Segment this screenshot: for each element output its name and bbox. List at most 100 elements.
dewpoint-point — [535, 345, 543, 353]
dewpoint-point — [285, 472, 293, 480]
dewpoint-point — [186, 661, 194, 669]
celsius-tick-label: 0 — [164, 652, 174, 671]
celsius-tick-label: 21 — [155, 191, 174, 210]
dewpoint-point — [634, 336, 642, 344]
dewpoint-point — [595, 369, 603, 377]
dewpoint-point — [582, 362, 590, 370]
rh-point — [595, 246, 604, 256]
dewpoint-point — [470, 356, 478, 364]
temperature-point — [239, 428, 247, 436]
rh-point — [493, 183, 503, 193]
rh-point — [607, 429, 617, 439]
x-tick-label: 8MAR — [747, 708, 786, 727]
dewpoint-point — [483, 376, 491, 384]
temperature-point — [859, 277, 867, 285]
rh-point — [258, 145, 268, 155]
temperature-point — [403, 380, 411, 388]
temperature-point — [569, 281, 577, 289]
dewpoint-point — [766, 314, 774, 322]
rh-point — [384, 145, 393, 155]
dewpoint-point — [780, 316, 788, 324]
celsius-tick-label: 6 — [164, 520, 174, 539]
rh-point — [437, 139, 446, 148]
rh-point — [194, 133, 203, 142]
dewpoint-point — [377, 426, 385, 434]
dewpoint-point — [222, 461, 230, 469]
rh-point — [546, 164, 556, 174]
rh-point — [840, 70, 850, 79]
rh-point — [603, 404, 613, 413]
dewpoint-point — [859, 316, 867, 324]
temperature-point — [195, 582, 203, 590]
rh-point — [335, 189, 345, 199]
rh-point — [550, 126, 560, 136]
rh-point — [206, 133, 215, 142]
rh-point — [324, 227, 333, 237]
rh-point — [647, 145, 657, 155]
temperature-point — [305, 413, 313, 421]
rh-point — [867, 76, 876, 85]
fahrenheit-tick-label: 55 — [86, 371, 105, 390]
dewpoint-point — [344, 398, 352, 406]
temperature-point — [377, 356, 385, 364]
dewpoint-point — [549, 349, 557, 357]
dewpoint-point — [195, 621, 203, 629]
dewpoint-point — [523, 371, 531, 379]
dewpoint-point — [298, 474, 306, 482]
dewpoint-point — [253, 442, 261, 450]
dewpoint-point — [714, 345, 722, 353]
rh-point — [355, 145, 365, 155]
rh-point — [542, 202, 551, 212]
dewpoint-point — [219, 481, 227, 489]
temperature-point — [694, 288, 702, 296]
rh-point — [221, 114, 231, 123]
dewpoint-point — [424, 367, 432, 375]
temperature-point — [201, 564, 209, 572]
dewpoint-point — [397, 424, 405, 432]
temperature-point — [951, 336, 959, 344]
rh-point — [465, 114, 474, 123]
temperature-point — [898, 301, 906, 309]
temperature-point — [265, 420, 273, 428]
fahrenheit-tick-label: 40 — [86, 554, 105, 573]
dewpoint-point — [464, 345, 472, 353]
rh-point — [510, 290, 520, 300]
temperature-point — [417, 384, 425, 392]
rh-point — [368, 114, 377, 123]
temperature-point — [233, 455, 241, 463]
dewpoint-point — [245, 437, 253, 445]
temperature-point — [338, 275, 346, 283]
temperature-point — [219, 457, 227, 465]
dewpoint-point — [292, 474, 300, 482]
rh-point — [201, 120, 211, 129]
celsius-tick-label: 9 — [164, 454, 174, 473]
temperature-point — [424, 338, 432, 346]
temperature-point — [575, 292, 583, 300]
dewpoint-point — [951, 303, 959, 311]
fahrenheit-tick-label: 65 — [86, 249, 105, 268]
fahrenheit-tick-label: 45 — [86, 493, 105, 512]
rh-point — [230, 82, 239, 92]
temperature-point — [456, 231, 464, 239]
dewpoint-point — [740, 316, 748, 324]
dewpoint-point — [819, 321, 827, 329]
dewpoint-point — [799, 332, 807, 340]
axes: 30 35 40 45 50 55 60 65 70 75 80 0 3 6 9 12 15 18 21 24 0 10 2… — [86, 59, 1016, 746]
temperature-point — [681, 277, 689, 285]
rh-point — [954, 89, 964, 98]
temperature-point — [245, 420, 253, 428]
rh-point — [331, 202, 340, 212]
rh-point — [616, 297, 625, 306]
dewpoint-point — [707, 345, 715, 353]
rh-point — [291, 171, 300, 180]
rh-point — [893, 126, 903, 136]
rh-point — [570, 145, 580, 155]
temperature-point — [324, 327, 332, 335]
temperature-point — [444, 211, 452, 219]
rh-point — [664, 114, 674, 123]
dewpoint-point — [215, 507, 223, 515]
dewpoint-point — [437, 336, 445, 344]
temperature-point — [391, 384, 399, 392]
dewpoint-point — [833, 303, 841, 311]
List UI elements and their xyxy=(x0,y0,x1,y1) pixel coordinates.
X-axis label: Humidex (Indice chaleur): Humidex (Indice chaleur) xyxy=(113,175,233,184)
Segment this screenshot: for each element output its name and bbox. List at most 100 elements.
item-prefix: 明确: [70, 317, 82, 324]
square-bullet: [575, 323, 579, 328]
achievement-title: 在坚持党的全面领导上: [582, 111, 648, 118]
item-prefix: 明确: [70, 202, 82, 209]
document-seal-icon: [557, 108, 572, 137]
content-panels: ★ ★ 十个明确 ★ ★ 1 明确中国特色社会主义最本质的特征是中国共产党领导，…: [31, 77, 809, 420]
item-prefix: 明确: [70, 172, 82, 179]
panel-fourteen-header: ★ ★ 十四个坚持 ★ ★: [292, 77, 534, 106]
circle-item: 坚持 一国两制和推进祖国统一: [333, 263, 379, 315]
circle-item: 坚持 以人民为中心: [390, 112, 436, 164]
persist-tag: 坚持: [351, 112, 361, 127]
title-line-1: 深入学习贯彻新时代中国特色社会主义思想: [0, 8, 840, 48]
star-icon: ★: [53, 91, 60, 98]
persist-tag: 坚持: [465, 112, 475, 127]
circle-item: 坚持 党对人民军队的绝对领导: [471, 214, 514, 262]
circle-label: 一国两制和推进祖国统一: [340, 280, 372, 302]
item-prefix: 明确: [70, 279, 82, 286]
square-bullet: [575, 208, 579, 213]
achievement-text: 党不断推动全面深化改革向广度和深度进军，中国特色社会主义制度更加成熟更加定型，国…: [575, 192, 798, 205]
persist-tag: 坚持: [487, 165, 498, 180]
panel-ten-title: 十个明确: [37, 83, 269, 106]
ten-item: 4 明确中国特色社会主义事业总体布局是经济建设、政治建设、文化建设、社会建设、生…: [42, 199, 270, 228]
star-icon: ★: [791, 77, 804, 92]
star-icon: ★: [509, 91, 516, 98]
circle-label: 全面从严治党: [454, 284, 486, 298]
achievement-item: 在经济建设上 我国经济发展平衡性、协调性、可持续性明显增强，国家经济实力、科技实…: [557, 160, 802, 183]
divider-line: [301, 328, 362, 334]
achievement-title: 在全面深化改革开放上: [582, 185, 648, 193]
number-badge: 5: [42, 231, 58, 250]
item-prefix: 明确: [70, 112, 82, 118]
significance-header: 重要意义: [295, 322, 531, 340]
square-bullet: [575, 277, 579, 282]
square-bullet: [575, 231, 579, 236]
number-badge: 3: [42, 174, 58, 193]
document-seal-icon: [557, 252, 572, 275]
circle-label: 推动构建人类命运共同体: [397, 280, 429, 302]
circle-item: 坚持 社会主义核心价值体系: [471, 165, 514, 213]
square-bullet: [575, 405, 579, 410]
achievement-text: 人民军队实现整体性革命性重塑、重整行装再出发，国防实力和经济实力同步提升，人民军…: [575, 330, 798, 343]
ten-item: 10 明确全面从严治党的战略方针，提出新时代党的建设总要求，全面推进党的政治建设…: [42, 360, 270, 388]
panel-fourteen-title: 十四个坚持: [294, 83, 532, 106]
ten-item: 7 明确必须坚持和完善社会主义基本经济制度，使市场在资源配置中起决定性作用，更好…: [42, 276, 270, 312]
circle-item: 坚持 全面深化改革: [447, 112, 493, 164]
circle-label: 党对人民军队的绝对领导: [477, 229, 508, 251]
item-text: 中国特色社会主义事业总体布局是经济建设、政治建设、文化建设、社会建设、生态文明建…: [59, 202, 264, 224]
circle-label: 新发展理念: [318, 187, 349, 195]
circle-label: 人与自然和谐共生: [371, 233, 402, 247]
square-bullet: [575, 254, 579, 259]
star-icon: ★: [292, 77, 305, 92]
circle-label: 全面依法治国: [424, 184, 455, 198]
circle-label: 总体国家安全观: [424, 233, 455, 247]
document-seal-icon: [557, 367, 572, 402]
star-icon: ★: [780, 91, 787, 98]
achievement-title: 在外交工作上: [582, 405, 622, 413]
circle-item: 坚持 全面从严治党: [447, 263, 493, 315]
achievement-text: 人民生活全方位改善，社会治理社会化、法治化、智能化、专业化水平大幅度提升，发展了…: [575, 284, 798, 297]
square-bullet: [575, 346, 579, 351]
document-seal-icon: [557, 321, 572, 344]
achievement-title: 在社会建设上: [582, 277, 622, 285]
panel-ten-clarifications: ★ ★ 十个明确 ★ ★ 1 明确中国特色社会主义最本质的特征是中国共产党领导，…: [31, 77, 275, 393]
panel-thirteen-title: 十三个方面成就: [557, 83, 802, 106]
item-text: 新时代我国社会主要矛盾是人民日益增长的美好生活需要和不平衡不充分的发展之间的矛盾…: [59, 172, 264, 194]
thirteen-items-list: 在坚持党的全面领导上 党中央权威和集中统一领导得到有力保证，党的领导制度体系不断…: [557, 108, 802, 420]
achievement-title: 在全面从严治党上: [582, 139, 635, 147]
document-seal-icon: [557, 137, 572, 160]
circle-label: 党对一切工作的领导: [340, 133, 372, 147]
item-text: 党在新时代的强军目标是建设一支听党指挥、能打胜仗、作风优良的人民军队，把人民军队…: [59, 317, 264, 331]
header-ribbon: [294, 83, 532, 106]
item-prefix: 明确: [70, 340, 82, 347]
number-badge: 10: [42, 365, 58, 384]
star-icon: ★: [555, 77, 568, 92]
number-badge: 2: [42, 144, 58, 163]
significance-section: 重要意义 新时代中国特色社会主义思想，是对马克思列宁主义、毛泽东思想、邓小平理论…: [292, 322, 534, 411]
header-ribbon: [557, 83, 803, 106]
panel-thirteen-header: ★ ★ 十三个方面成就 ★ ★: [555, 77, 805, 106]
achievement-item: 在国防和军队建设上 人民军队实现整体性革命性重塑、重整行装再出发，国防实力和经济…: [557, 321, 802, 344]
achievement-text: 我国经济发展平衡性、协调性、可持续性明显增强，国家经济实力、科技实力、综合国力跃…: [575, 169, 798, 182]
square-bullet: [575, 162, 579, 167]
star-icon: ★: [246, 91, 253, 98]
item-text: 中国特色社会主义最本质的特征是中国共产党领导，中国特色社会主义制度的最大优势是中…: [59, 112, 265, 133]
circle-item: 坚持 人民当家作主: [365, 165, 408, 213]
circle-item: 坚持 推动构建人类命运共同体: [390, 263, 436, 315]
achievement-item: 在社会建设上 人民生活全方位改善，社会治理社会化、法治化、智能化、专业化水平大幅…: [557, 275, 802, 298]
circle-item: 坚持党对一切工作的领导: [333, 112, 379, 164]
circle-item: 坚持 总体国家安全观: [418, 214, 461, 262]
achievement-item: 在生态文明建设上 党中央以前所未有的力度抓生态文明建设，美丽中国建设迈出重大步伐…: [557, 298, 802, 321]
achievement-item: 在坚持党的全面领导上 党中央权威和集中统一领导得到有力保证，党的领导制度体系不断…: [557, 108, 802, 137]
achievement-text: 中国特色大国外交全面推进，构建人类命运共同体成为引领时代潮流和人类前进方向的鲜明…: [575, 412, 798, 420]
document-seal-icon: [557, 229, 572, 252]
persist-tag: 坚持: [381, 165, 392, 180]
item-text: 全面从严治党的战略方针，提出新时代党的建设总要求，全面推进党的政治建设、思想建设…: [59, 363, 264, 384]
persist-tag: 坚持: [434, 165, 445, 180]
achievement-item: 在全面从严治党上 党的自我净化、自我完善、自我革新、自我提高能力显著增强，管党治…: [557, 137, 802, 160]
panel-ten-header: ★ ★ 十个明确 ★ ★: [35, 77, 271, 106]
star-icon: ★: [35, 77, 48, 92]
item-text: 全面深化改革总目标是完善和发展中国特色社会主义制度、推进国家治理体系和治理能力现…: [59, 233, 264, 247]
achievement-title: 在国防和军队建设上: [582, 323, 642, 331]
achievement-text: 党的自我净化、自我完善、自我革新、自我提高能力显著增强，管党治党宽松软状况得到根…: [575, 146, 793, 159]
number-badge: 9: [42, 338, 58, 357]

→ EXERCISE: Reproduce the listing above, from its first line through the line containing "rh-point — [384, 145, 393, 155]", with every line unchanged.

→ FINISHED EXERCISE:
Segment this screenshot: for each element output its name and bbox. List at most 100 elements.
dewpoint-point — [535, 345, 543, 353]
dewpoint-point — [285, 472, 293, 480]
dewpoint-point — [186, 661, 194, 669]
celsius-tick-label: 0 — [164, 652, 174, 671]
celsius-tick-label: 21 — [155, 191, 174, 210]
dewpoint-point — [634, 336, 642, 344]
dewpoint-point — [595, 369, 603, 377]
dewpoint-point — [582, 362, 590, 370]
rh-point — [595, 246, 604, 256]
dewpoint-point — [470, 356, 478, 364]
temperature-point — [239, 428, 247, 436]
rh-point — [493, 183, 503, 193]
rh-point — [607, 429, 617, 439]
x-tick-label: 8MAR — [747, 708, 786, 727]
dewpoint-point — [483, 376, 491, 384]
temperature-point — [859, 277, 867, 285]
rh-point — [258, 145, 268, 155]
temperature-point — [403, 380, 411, 388]
temperature-point — [569, 281, 577, 289]
dewpoint-point — [766, 314, 774, 322]
rh-point — [384, 145, 393, 155]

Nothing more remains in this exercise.